━━━━━ Material provided

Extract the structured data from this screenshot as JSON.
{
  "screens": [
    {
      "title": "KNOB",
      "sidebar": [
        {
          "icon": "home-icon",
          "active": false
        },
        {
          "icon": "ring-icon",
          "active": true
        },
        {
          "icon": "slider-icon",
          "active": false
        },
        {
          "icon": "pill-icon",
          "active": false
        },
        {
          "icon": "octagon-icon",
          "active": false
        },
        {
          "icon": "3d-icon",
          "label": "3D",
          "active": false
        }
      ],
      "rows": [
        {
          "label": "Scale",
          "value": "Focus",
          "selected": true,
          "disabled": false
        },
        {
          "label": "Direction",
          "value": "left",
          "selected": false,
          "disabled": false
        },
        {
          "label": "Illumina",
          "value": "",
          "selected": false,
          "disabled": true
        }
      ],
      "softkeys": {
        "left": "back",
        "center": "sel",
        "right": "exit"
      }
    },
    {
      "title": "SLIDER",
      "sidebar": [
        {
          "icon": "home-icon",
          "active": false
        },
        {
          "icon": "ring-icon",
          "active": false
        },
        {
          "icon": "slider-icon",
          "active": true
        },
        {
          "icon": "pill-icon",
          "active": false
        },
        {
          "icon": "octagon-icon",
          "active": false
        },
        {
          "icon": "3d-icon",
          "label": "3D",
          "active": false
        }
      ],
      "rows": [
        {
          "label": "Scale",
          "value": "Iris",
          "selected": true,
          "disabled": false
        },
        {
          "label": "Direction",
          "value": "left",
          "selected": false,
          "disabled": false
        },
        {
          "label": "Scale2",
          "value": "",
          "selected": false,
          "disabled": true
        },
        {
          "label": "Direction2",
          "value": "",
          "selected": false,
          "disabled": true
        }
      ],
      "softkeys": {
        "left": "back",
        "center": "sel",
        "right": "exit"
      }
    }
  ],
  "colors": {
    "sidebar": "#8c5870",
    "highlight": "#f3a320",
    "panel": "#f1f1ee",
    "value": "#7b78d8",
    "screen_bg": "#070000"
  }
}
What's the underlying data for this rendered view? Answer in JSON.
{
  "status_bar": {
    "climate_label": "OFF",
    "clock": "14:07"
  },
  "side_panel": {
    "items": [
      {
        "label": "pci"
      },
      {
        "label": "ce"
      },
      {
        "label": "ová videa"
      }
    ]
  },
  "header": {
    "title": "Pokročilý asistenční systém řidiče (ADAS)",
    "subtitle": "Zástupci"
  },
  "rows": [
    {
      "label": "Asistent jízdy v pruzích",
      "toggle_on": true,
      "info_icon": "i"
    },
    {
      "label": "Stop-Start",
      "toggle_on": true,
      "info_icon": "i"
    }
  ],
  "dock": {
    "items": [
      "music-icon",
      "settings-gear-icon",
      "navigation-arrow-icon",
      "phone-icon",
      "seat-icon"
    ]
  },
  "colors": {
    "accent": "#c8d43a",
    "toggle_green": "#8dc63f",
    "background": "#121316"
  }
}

━━━━━━━━━━

=== Goal ===
Return every line exactly.

=== Result ===
Extract the structured data from this screenshot as JSON.
{
  "screens": [
    {
      "title": "KNOB",
      "sidebar": [
        {
          "icon": "home-icon",
          "active": false
        },
        {
          "icon": "ring-icon",
          "active": true
        },
        {
          "icon": "slider-icon",
          "active": false
        },
        {
          "icon": "pill-icon",
          "active": false
        },
        {
          "icon": "octagon-icon",
          "active": false
        },
        {
          "icon": "3d-icon",
          "label": "3D",
          "active": false
        }
      ],
      "rows": [
        {
          "label": "Scale",
          "value": "Focus",
          "selected": true,
          "disabled": false
        },
        {
          "label": "Direction",
          "value": "left",
          "selected": false,
          "disabled": false
        },
        {
          "label": "Illumina",
          "value": "",
          "selected": false,
          "disabled": true
        }
      ],
      "softkeys": {
        "left": "back",
        "center": "sel",
        "right": "exit"
      }
    },
    {
      "title": "SLIDER",
      "sidebar": [
        {
          "icon": "home-icon",
          "active": false
        },
        {
          "icon": "ring-icon",
          "active": false
        },
        {
          "icon": "slider-icon",
          "active": true
        },
        {
          "icon": "pill-icon",
          "active": false
        },
        {
          "icon": "octagon-icon",
          "active": false
        },
        {
          "icon": "3d-icon",
          "label": "3D",
          "active": false
        }
      ],
      "rows": [
        {
          "label": "Scale",
          "value": "Iris",
          "selected": true,
          "disabled": false
        },
        {
          "label": "Direction",
          "value": "left",
          "selected": false,
          "disabled": false
        },
        {
          "label": "Scale2",
          "value": "",
          "selected": false,
          "disabled": true
        },
        {
          "label": "Direction2",
          "value": "",
          "selected": false,
          "disabled": true
        }
      ],
      "softkeys": {
        "left": "back",
        "center": "sel",
        "right": "exit"
      }
    }
  ],
  "colors": {
    "sidebar": "#8c5870",
    "highlight": "#f3a320",
    "panel": "#f1f1ee",
    "value": "#7b78d8",
    "screen_bg": "#070000"
  }
}
What's the underlying data for this rendered view? Answer in JSON.
{
  "status_bar": {
    "climate_label": "OFF",
    "clock": "14:07"
  },
  "side_panel": {
    "items": [
      {
        "label": "pci"
      },
      {
        "label": "ce"
      },
      {
        "label": "ová videa"
      }
    ]
  },
  "header": {
    "title": "Pokročilý asistenční systém řidiče (ADAS)",
    "subtitle": "Zástupci"
  },
  "rows": [
    {
      "label": "Asistent jízdy v pruzích",
      "toggle_on": true,
      "info_icon": "i"
    },
    {
      "label": "Stop-Start",
      "toggle_on": true,
      "info_icon": "i"
    }
  ],
  "dock": {
    "items": [
      "music-icon",
      "settings-gear-icon",
      "navigation-arrow-icon",
      "phone-icon",
      "seat-icon"
    ]
  },
  "colors": {
    "accent": "#c8d43a",
    "toggle_green": "#8dc63f",
    "background": "#121316"
  }
}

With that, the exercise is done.